(Lines of data)

↓

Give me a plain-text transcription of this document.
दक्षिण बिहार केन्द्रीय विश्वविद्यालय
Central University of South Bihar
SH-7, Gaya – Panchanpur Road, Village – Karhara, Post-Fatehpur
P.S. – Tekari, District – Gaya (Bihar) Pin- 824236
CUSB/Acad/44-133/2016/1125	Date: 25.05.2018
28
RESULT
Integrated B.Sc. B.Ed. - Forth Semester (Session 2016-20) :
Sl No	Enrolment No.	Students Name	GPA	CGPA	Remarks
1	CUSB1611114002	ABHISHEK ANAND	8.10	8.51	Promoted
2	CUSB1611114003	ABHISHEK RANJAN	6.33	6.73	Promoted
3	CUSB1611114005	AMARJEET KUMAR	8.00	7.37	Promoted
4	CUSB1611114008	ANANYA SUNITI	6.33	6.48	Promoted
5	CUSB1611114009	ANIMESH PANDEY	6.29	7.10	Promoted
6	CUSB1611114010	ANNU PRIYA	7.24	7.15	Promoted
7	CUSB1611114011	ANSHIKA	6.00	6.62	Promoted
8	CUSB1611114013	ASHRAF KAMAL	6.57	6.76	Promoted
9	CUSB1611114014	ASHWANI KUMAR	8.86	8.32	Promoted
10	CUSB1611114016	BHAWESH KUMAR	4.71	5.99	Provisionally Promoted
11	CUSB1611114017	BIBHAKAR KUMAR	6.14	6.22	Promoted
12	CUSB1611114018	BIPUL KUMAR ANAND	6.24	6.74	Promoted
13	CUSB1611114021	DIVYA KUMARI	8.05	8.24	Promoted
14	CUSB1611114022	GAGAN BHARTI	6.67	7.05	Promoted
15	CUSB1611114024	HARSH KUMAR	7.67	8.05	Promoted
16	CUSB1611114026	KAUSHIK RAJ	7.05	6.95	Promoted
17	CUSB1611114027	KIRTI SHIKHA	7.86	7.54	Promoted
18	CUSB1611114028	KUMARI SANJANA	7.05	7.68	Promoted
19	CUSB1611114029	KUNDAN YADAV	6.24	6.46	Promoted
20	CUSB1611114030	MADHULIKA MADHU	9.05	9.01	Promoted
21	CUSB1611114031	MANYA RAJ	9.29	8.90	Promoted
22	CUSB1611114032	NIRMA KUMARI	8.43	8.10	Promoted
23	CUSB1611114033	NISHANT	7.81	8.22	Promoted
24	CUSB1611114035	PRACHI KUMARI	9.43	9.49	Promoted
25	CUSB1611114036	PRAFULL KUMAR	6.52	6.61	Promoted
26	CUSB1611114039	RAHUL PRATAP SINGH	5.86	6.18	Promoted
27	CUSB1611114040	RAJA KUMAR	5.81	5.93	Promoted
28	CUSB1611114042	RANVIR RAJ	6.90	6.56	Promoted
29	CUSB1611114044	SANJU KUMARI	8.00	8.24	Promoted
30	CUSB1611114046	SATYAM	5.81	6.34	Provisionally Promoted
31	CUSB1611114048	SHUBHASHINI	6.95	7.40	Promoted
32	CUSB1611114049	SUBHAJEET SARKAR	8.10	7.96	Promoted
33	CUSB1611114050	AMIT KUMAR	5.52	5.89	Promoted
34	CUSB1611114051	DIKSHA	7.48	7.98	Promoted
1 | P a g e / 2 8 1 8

↑

▶ _Given instruction_: Say how many lines in this material hold "ABHISHEK", and say nothing else.

▶ _Solution below_: 2